● Stated goal
Search the listing below for the string "values" and show each line that contains it.

● Entries provided

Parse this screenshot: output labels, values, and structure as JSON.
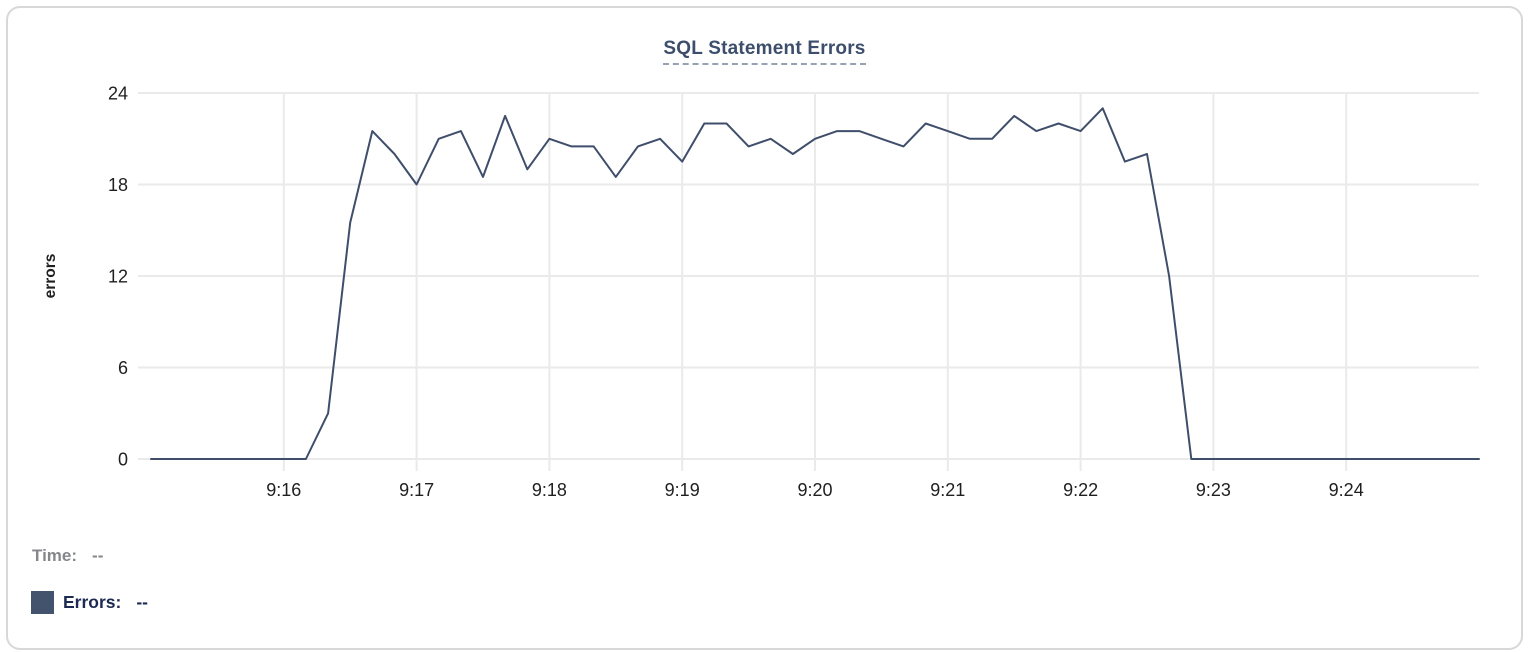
{
  "chart_data": {
    "type": "line",
    "title": "SQL Statement Errors",
    "xlabel": "",
    "ylabel": "errors",
    "x_start_time": "9:15:00",
    "x_end_time": "9:25:00",
    "sample_interval_seconds": 10,
    "xtick_labels": [
      "9:16",
      "9:17",
      "9:18",
      "9:19",
      "9:20",
      "9:21",
      "9:22",
      "9:23",
      "9:24"
    ],
    "yticks": [
      0,
      6,
      12,
      18,
      24
    ],
    "ylim": [
      0,
      24
    ],
    "grid": true,
    "legend_position": "bottom-left",
    "series": [
      {
        "name": "Errors",
        "color": "#3f4e6b",
        "values": [
          0,
          0,
          0,
          0,
          0,
          0,
          0,
          0,
          3,
          15.5,
          21.5,
          20,
          18,
          21,
          21.5,
          18.5,
          22.5,
          19,
          21,
          20.5,
          20.5,
          18.5,
          20.5,
          21,
          19.5,
          22,
          22,
          20.5,
          21,
          20,
          21,
          21.5,
          21.5,
          21,
          20.5,
          22,
          21.5,
          21,
          21,
          22.5,
          21.5,
          22,
          21.5,
          23,
          19.5,
          20,
          12,
          0,
          0,
          0,
          0,
          0,
          0,
          0,
          0,
          0,
          0,
          0,
          0,
          0,
          0
        ]
      }
    ]
  },
  "legend": {
    "time_label": "Time:",
    "time_value": "--",
    "errors_label": "Errors:",
    "errors_value": "--",
    "swatch_color": "#44536d"
  },
  "colors": {
    "title": "#3d4e6c",
    "title_underline": "#97a1b4",
    "axis_text": "#1f1f1f",
    "grid": "#eaeaea",
    "line": "#3f4e6b",
    "time_text": "#85878a",
    "errors_text": "#1d2a52",
    "card_border": "#d8d8d8"
  }
}
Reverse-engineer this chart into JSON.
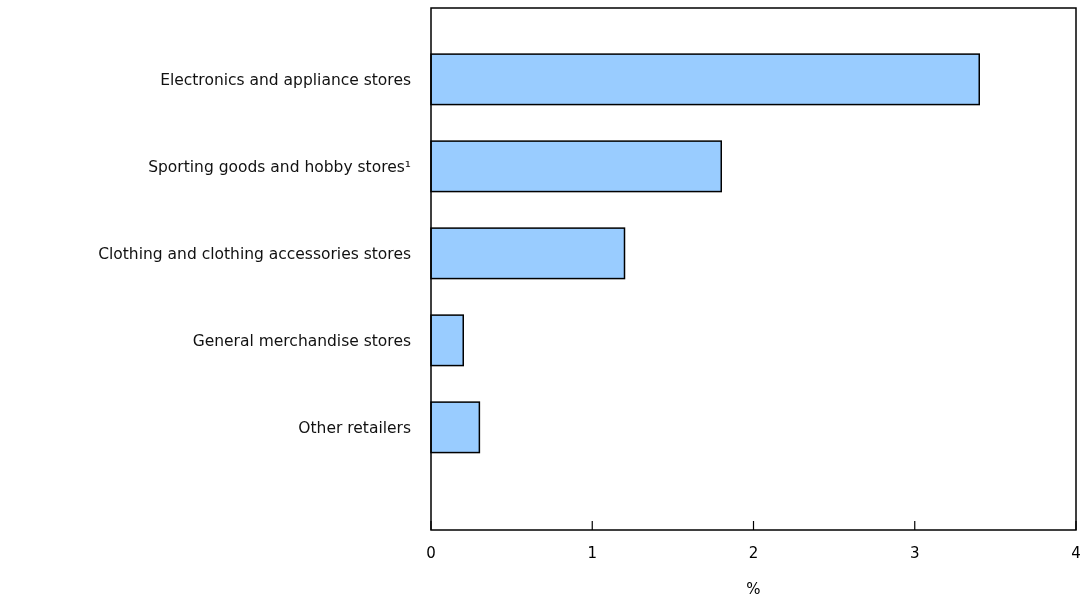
{
  "chart_data": {
    "type": "bar",
    "orientation": "horizontal",
    "categories": [
      "Electronics and appliance stores",
      "Sporting goods and hobby stores¹",
      "Clothing and clothing accessories stores",
      "General merchandise stores",
      "Other retailers"
    ],
    "values": [
      3.4,
      1.8,
      1.2,
      0.2,
      0.3
    ],
    "color": "#99ccff",
    "xlim": [
      0,
      4
    ],
    "xticks": [
      0,
      1,
      2,
      3,
      4
    ],
    "xlabel": "%",
    "grid": false
  }
}
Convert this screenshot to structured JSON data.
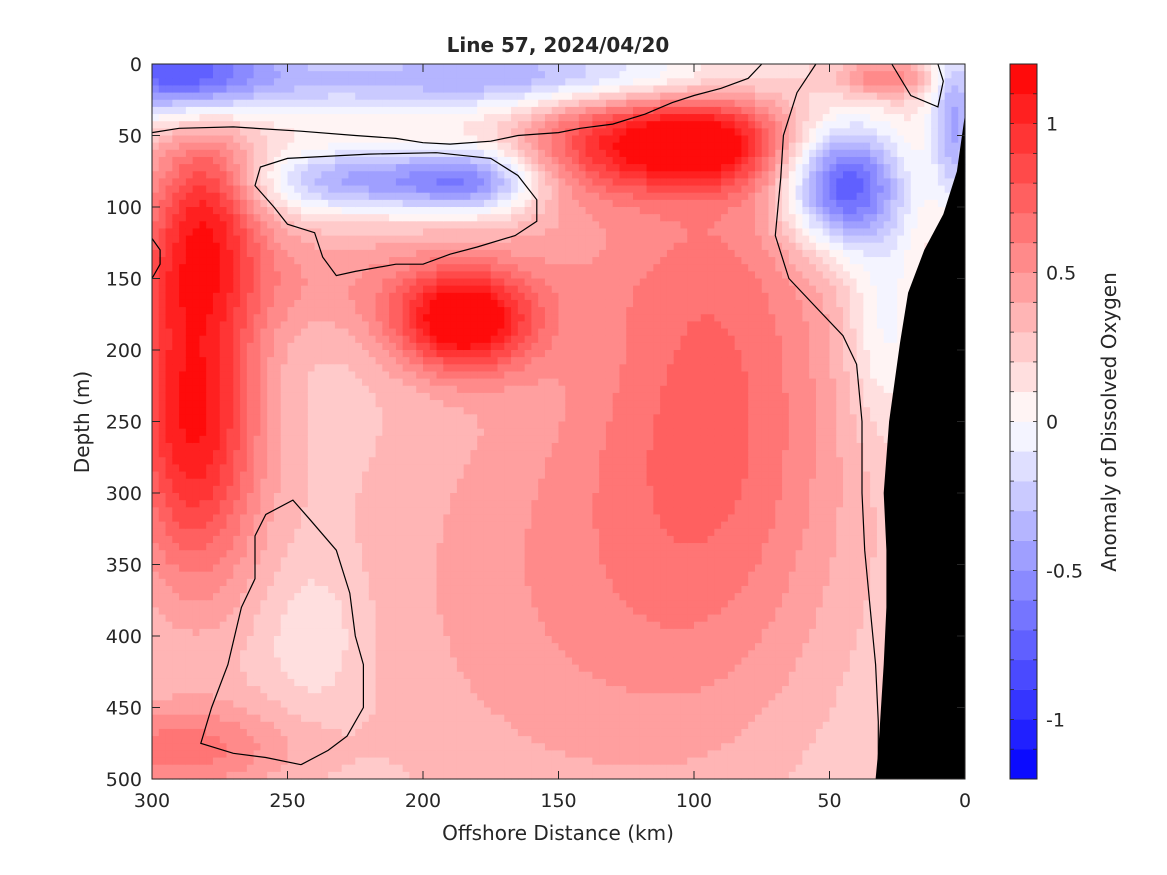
{
  "chart_data": {
    "type": "heatmap",
    "title": "Line 57, 2024/04/20",
    "xlabel": "Offshore Distance (km)",
    "ylabel": "Depth (m)",
    "xlim": [
      300,
      0
    ],
    "ylim": [
      500,
      0
    ],
    "x_ticks": [
      300,
      250,
      200,
      150,
      100,
      50,
      0
    ],
    "x_tick_labels": [
      "300",
      "250",
      "200",
      "150",
      "100",
      "50",
      "0"
    ],
    "y_ticks": [
      0,
      50,
      100,
      150,
      200,
      250,
      300,
      350,
      400,
      450,
      500
    ],
    "y_tick_labels": [
      "0",
      "50",
      "100",
      "150",
      "200",
      "250",
      "300",
      "350",
      "400",
      "450",
      "500"
    ],
    "colorbar": {
      "label": "Anomaly of Dissolved Oxygen",
      "range": [
        -1.2,
        1.2
      ],
      "ticks": [
        1,
        0.5,
        0,
        -0.5,
        -1
      ],
      "tick_labels": [
        "1",
        "0.5",
        "0",
        "-0.5",
        "-1"
      ],
      "levels": 24,
      "low_color": "#0000ff",
      "mid_color": "#ffffff",
      "high_color": "#ff0000"
    },
    "features": [
      {
        "kind": "negative",
        "x": 290,
        "y": 5,
        "sx": 22,
        "sy": 22,
        "amp": -0.75
      },
      {
        "kind": "negative",
        "x": 215,
        "y": 10,
        "sx": 80,
        "sy": 18,
        "amp": -0.45
      },
      {
        "kind": "negative",
        "x": 140,
        "y": 8,
        "sx": 40,
        "sy": 15,
        "amp": -0.3
      },
      {
        "kind": "negative",
        "x": 225,
        "y": 82,
        "sx": 25,
        "sy": 16,
        "amp": -0.6
      },
      {
        "kind": "negative",
        "x": 182,
        "y": 82,
        "sx": 18,
        "sy": 16,
        "amp": -0.7
      },
      {
        "kind": "negative",
        "x": 45,
        "y": 85,
        "sx": 15,
        "sy": 30,
        "amp": -1.05
      },
      {
        "kind": "negative",
        "x": 30,
        "y": 180,
        "sx": 10,
        "sy": 55,
        "amp": -0.3
      },
      {
        "kind": "negative",
        "x": 4,
        "y": 40,
        "sx": 6,
        "sy": 40,
        "amp": -0.6
      },
      {
        "kind": "negative",
        "x": 240,
        "y": 400,
        "sx": 12,
        "sy": 35,
        "amp": -0.15
      },
      {
        "kind": "positive",
        "x": 285,
        "y": 240,
        "sx": 18,
        "sy": 90,
        "amp": 0.95
      },
      {
        "kind": "positive",
        "x": 280,
        "y": 95,
        "sx": 14,
        "sy": 40,
        "amp": 0.55
      },
      {
        "kind": "positive",
        "x": 185,
        "y": 180,
        "sx": 18,
        "sy": 25,
        "amp": 0.95
      },
      {
        "kind": "positive",
        "x": 100,
        "y": 55,
        "sx": 22,
        "sy": 22,
        "amp": 0.95
      },
      {
        "kind": "positive",
        "x": 140,
        "y": 55,
        "sx": 20,
        "sy": 30,
        "amp": 0.45
      },
      {
        "kind": "positive",
        "x": 90,
        "y": 220,
        "sx": 35,
        "sy": 150,
        "amp": 0.45
      },
      {
        "kind": "positive",
        "x": 150,
        "y": 360,
        "sx": 60,
        "sy": 140,
        "amp": 0.3
      },
      {
        "kind": "positive",
        "x": 240,
        "y": 150,
        "sx": 70,
        "sy": 30,
        "amp": 0.25
      },
      {
        "kind": "positive",
        "x": 290,
        "y": 480,
        "sx": 30,
        "sy": 25,
        "amp": 0.45
      },
      {
        "kind": "positive",
        "x": 30,
        "y": 10,
        "sx": 12,
        "sy": 10,
        "amp": 0.45
      }
    ],
    "zero_contours": [
      [
        [
          300,
          48
        ],
        [
          290,
          45
        ],
        [
          270,
          44
        ],
        [
          245,
          47
        ],
        [
          225,
          50
        ],
        [
          210,
          52
        ],
        [
          200,
          55
        ],
        [
          190,
          56
        ],
        [
          175,
          54
        ],
        [
          165,
          50
        ],
        [
          158,
          49
        ],
        [
          150,
          48
        ],
        [
          142,
          45
        ],
        [
          130,
          42
        ],
        [
          118,
          35
        ],
        [
          108,
          27
        ],
        [
          100,
          22
        ],
        [
          90,
          17
        ],
        [
          80,
          10
        ],
        [
          75,
          0
        ]
      ],
      [
        [
          195,
          62
        ],
        [
          220,
          63
        ],
        [
          250,
          66
        ],
        [
          260,
          72
        ],
        [
          262,
          85
        ],
        [
          255,
          100
        ],
        [
          250,
          112
        ],
        [
          240,
          118
        ],
        [
          237,
          135
        ],
        [
          232,
          148
        ],
        [
          225,
          145
        ],
        [
          210,
          140
        ],
        [
          200,
          140
        ],
        [
          190,
          133
        ],
        [
          180,
          128
        ],
        [
          166,
          120
        ],
        [
          158,
          110
        ],
        [
          158,
          95
        ],
        [
          165,
          78
        ],
        [
          175,
          66
        ],
        [
          195,
          62
        ]
      ],
      [
        [
          245,
          490
        ],
        [
          235,
          480
        ],
        [
          228,
          470
        ],
        [
          222,
          450
        ],
        [
          222,
          420
        ],
        [
          225,
          400
        ],
        [
          227,
          370
        ],
        [
          232,
          340
        ],
        [
          242,
          318
        ],
        [
          248,
          305
        ],
        [
          258,
          315
        ],
        [
          262,
          330
        ],
        [
          262,
          360
        ],
        [
          267,
          380
        ],
        [
          272,
          420
        ],
        [
          278,
          450
        ],
        [
          282,
          475
        ],
        [
          270,
          482
        ],
        [
          258,
          485
        ],
        [
          245,
          490
        ]
      ],
      [
        [
          55,
          0
        ],
        [
          62,
          20
        ],
        [
          67,
          50
        ],
        [
          68,
          80
        ],
        [
          70,
          120
        ],
        [
          65,
          150
        ],
        [
          55,
          170
        ],
        [
          45,
          190
        ],
        [
          40,
          210
        ],
        [
          38,
          250
        ],
        [
          38,
          300
        ],
        [
          37,
          340
        ],
        [
          35,
          380
        ],
        [
          33,
          420
        ],
        [
          32,
          460
        ],
        [
          32,
          500
        ]
      ],
      [
        [
          27,
          0
        ],
        [
          20,
          22
        ],
        [
          10,
          30
        ],
        [
          8,
          12
        ],
        [
          10,
          0
        ]
      ],
      [
        [
          300,
          122
        ],
        [
          297,
          130
        ],
        [
          297,
          140
        ],
        [
          300,
          150
        ]
      ]
    ],
    "bathymetry": [
      [
        33,
        500
      ],
      [
        32,
        480
      ],
      [
        30,
        420
      ],
      [
        29,
        380
      ],
      [
        29,
        340
      ],
      [
        30,
        300
      ],
      [
        28,
        250
      ],
      [
        24,
        195
      ],
      [
        21,
        160
      ],
      [
        15,
        130
      ],
      [
        8,
        105
      ],
      [
        3,
        75
      ],
      [
        0,
        35
      ],
      [
        0,
        500
      ]
    ]
  }
}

● Final result
Parse this screenshot: output labels, values, and structure as JSON.
        "values": [
    "values": [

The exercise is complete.